Switchable metal–organic frameworks (MOFs) change their structure in time and selectively open their pores adsorbing guest molecules, leading to highly selective separation, pressure amplification, sensing, and actuation applications. The 3D engineering of MOFs has reached a high level of maturity, but spatiotemporal evolution opens a new perspective toward engineering materials in the 4th dimension (time) by t-axis design, in essence exploiting the deliberate tuning of activation barriers. This work demonstrates the first example in which an explicit temporal engineering of a switchable MOF (DUT-8, [M1M2(2,6-ndc)2dabco]n, 2,6-ndc = 2,6-naphthalene dicarboxylate, dabco = 1,4diazabicyclo[2.2.2]octane, M1 = Ni, M2 = Co) is presented. The temporal response is deliberately tuned by variations in cobalt content. A spectrum of advanced analytical methods is presented for analyzing the switching kinetics stimulated by vapor adsorption using in situ time-resolved techniques ranging from ensemble adsorption and advanced synchrotron X-ray diffraction experiments to individual crystal analysis. A novel analysis technique based on microscopic observation of individual crystals in a microfluidic channel reveals the lowest limit for adsorption switching reported so far. Differences in the spatiotemporal response of crystal ensembles originate from an induction time that varies statistically and widens characteristically with increasing cobalt content reflecting increasing activation barriers.
· · · ·
**Problems**:
**1.** Translate this sentence from the MOF abstract into Spanish: "The temporal response is deliberately tuned by variations in cobalt content."
**2.** Do these statements agree with the MOF abstract? Answer yes or no for each and quote the deciding words. (a) The switching kinetics studied in the work are stimulated by vapor adsorption. (b) In the DUT-8 framework studied, M1 is cobalt. (c) The induction time narrows as cobalt content increases.
**3.** Recast the paragraph of the MOF abstract beginning "Switchable metal–organic frameworks (MOFs) change their structure" as a bulleted list that keeps its main facts.
The data come from a separate source, not from the MOF abstract.

Source data:
· · · ·
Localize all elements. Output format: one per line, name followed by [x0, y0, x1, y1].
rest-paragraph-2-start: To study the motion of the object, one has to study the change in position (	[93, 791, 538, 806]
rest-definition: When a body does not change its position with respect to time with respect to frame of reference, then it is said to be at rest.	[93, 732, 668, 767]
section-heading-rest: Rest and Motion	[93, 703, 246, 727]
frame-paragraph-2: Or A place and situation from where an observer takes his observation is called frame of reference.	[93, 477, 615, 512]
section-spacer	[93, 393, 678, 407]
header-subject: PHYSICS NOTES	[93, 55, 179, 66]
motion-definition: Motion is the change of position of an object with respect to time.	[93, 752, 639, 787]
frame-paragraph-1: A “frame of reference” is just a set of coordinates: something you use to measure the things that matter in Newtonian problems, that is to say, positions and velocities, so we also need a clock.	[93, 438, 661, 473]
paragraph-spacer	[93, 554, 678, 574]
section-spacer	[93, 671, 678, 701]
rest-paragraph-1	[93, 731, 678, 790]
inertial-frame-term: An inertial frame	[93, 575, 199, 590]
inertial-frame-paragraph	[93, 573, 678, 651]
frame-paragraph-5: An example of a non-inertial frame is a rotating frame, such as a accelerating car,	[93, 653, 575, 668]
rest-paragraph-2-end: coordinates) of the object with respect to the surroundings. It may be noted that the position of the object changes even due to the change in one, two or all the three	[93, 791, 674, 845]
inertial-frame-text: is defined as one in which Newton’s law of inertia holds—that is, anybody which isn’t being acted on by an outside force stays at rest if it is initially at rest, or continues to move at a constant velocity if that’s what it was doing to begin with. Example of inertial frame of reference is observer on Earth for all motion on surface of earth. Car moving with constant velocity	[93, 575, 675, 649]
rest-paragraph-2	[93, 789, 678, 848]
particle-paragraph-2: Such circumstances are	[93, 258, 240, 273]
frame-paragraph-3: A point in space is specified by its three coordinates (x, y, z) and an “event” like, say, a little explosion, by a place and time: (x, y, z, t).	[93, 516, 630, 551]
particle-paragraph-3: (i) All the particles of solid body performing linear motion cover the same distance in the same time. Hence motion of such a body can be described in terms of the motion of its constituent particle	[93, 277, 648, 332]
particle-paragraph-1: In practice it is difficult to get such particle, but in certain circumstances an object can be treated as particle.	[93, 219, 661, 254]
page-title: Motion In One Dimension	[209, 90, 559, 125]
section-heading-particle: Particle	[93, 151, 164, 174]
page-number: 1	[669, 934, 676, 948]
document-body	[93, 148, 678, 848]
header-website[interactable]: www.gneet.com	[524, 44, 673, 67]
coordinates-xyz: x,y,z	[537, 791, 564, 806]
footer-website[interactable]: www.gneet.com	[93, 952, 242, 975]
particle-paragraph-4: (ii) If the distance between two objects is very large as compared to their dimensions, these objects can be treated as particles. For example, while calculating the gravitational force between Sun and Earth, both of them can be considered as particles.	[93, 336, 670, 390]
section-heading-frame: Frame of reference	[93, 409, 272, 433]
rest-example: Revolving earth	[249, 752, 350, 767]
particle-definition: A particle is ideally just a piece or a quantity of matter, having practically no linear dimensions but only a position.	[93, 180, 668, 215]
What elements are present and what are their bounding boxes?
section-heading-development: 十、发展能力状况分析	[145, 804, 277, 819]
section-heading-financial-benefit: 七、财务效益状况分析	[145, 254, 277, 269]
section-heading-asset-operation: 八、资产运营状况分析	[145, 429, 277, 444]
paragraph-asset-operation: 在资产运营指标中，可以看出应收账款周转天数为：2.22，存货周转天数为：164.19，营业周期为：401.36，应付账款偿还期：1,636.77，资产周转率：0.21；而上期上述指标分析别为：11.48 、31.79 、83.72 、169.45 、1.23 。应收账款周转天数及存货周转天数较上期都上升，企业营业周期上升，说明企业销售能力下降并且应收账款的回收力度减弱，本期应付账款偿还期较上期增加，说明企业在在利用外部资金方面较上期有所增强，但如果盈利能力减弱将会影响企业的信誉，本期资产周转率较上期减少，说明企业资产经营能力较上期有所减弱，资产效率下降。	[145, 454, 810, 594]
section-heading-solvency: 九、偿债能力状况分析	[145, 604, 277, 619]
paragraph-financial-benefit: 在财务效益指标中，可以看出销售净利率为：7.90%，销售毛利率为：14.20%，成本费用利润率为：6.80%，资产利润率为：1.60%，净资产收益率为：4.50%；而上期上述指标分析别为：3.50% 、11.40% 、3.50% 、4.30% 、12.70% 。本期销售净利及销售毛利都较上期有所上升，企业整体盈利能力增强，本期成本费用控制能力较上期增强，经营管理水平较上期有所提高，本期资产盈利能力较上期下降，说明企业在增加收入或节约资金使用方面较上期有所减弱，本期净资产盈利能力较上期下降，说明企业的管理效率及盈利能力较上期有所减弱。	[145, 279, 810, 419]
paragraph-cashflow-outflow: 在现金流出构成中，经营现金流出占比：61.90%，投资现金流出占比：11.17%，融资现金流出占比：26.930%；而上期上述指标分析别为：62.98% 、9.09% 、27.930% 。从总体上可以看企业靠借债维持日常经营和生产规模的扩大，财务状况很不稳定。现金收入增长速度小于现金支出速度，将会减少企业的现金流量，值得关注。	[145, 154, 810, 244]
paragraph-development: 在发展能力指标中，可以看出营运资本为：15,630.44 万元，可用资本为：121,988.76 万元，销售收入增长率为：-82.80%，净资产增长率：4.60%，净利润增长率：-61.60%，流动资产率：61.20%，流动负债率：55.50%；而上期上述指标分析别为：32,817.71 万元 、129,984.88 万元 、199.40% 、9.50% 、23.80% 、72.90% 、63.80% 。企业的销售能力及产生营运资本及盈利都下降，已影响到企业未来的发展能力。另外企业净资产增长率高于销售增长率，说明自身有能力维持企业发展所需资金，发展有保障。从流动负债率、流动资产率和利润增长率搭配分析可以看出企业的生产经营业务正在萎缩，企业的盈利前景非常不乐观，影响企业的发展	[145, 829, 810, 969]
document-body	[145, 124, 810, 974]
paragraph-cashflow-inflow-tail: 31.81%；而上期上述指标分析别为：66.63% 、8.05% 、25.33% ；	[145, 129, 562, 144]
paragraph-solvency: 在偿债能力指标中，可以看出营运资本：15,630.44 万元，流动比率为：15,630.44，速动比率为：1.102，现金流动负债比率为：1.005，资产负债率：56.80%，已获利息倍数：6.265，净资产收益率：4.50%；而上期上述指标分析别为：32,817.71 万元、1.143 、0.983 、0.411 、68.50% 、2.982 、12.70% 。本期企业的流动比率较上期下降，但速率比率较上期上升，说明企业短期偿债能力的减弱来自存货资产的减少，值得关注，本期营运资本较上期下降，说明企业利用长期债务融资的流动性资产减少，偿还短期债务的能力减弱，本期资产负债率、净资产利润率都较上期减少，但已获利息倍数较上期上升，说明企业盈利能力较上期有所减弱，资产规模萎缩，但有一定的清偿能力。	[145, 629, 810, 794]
· · · ·
**Results in order**:
**1.** La respuesta temporal se ajusta deliberadamente mediante variaciones en el contenido de cobalto.

**2.**
(a) Yes: "analyzing the switching kinetics stimulated by vapor adsorption"
(b) No: "M1 = Ni, M2 = Co"
(c) No: "widens characteristically with increasing cobalt content"

**3.**
- Switchable MOFs change structure over time and selectively open their pores to adsorb guest molecules.
- Uses include highly selective separation, pressure amplification, sensing, and actuation.
- 3D engineering of MOFs is mature. Spatiotemporal evolution allows design along the time axis by tuning activation barriers.
- The work presents the first explicit temporal engineering of a switchable MOF: DUT-8, [M1M2(2,6-ndc)2dabco]n, with M1 = Ni and M2 = Co.
- Variations in cobalt content tune the temporal response.
- In situ time-resolved methods analyze switching kinetics stimulated by vapor adsorption. They range from ensemble adsorption and synchrotron X-ray diffraction to individual crystal analysis.
- A new method observes individual crystals in a microfluidic channel and reveals the lowest limit for adsorption switching reported so far.
- Differences in ensemble response come from an induction time. This time varies statistically and widens with increasing cobalt content, reflecting rising activation barriers.